[BEGIN]

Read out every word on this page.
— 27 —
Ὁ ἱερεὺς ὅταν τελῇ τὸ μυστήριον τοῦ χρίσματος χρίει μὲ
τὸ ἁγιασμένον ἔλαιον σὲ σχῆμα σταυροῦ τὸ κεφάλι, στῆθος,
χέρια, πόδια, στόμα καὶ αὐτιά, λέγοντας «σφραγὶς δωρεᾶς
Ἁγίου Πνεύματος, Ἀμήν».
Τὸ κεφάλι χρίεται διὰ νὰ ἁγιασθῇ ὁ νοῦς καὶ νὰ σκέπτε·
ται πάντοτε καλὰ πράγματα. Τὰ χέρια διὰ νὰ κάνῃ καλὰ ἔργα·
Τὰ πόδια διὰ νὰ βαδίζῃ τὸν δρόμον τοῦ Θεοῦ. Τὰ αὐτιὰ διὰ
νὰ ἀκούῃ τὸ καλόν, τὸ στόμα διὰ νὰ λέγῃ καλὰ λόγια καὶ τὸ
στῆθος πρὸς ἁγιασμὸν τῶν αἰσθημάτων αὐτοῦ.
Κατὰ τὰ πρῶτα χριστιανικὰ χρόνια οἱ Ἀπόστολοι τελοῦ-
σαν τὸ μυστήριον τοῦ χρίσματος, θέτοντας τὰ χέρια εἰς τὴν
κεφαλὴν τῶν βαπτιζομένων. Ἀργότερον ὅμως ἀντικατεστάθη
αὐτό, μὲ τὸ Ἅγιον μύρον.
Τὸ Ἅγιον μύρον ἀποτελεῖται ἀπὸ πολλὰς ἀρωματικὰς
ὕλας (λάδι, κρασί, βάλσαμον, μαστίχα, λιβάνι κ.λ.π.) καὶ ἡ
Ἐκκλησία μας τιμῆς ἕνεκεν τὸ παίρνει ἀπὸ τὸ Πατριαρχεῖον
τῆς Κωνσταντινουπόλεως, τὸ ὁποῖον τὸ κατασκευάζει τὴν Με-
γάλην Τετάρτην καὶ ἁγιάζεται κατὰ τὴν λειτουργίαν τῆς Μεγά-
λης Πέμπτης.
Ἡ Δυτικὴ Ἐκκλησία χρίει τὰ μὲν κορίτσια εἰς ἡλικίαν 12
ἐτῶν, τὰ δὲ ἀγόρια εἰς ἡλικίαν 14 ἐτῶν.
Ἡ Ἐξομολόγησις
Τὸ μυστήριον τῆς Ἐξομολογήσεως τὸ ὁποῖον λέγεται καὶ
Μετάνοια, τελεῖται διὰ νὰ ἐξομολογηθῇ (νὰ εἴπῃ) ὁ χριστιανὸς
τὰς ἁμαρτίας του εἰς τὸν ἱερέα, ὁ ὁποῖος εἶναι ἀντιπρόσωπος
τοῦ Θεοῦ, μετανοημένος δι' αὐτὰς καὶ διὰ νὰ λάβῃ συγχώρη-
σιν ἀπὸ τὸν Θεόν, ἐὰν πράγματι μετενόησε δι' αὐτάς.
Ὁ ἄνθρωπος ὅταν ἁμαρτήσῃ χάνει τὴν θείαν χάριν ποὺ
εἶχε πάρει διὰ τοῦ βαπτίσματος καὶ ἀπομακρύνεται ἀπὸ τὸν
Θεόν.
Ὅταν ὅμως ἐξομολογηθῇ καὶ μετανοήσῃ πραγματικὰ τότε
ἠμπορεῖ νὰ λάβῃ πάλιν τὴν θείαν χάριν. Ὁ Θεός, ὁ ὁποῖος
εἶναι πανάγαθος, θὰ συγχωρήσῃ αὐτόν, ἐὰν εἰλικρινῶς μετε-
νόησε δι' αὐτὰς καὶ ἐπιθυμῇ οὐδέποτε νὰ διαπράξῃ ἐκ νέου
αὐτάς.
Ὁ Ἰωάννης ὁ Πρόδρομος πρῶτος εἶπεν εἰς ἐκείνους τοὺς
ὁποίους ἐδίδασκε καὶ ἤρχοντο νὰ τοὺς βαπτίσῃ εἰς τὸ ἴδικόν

[END]

→ Instructions for the task:
Take the records above and return them exactly as written.

→ The output:
Read out every word on this page.
— 27 —
Ὁ ἱερεὺς ὅταν τελῇ τὸ μυστήριον τοῦ χρίσματος χρίει μὲ
τὸ ἁγιασμένον ἔλαιον σὲ σχῆμα σταυροῦ τὸ κεφάλι, στῆθος,
χέρια, πόδια, στόμα καὶ αὐτιά, λέγοντας «σφραγὶς δωρεᾶς
Ἁγίου Πνεύματος, Ἀμήν».
Τὸ κεφάλι χρίεται διὰ νὰ ἁγιασθῇ ὁ νοῦς καὶ νὰ σκέπτε·
ται πάντοτε καλὰ πράγματα. Τὰ χέρια διὰ νὰ κάνῃ καλὰ ἔργα·
Τὰ πόδια διὰ νὰ βαδίζῃ τὸν δρόμον τοῦ Θεοῦ. Τὰ αὐτιὰ διὰ
νὰ ἀκούῃ τὸ καλόν, τὸ στόμα διὰ νὰ λέγῃ καλὰ λόγια καὶ τὸ
στῆθος πρὸς ἁγιασμὸν τῶν αἰσθημάτων αὐτοῦ.
Κατὰ τὰ πρῶτα χριστιανικὰ χρόνια οἱ Ἀπόστολοι τελοῦ-
σαν τὸ μυστήριον τοῦ χρίσματος, θέτοντας τὰ χέρια εἰς τὴν
κεφαλὴν τῶν βαπτιζομένων. Ἀργότερον ὅμως ἀντικατεστάθη
αὐτό, μὲ τὸ Ἅγιον μύρον.
Τὸ Ἅγιον μύρον ἀποτελεῖται ἀπὸ πολλὰς ἀρωματικὰς
ὕλας (λάδι, κρασί, βάλσαμον, μαστίχα, λιβάνι κ.λ.π.) καὶ ἡ
Ἐκκλησία μας τιμῆς ἕνεκεν τὸ παίρνει ἀπὸ τὸ Πατριαρχεῖον
τῆς Κωνσταντινουπόλεως, τὸ ὁποῖον τὸ κατασκευάζει τὴν Με-
γάλην Τετάρτην καὶ ἁγιάζεται κατὰ τὴν λειτουργίαν τῆς Μεγά-
λης Πέμπτης.
Ἡ Δυτικὴ Ἐκκλησία χρίει τὰ μὲν κορίτσια εἰς ἡλικίαν 12
ἐτῶν, τὰ δὲ ἀγόρια εἰς ἡλικίαν 14 ἐτῶν.
Ἡ Ἐξομολόγησις
Τὸ μυστήριον τῆς Ἐξομολογήσεως τὸ ὁποῖον λέγεται καὶ
Μετάνοια, τελεῖται διὰ νὰ ἐξομολογηθῇ (νὰ εἴπῃ) ὁ χριστιανὸς
τὰς ἁμαρτίας του εἰς τὸν ἱερέα, ὁ ὁποῖος εἶναι ἀντιπρόσωπος
τοῦ Θεοῦ, μετανοημένος δι' αὐτὰς καὶ διὰ νὰ λάβῃ συγχώρη-
σιν ἀπὸ τὸν Θεόν, ἐὰν πράγματι μετενόησε δι' αὐτάς.
Ὁ ἄνθρωπος ὅταν ἁμαρτήσῃ χάνει τὴν θείαν χάριν ποὺ
εἶχε πάρει διὰ τοῦ βαπτίσματος καὶ ἀπομακρύνεται ἀπὸ τὸν
Θεόν.
Ὅταν ὅμως ἐξομολογηθῇ καὶ μετανοήσῃ πραγματικὰ τότε
ἠμπορεῖ νὰ λάβῃ πάλιν τὴν θείαν χάριν. Ὁ Θεός, ὁ ὁποῖος
εἶναι πανάγαθος, θὰ συγχωρήσῃ αὐτόν, ἐὰν εἰλικρινῶς μετε-
νόησε δι' αὐτὰς καὶ ἐπιθυμῇ οὐδέποτε νὰ διαπράξῃ ἐκ νέου
αὐτάς.
Ὁ Ἰωάννης ὁ Πρόδρομος πρῶτος εἶπεν εἰς ἐκείνους τοὺς
ὁποίους ἐδίδασκε καὶ ἤρχοντο νὰ τοὺς βαπτίσῃ εἰς τὸ ἴδικόν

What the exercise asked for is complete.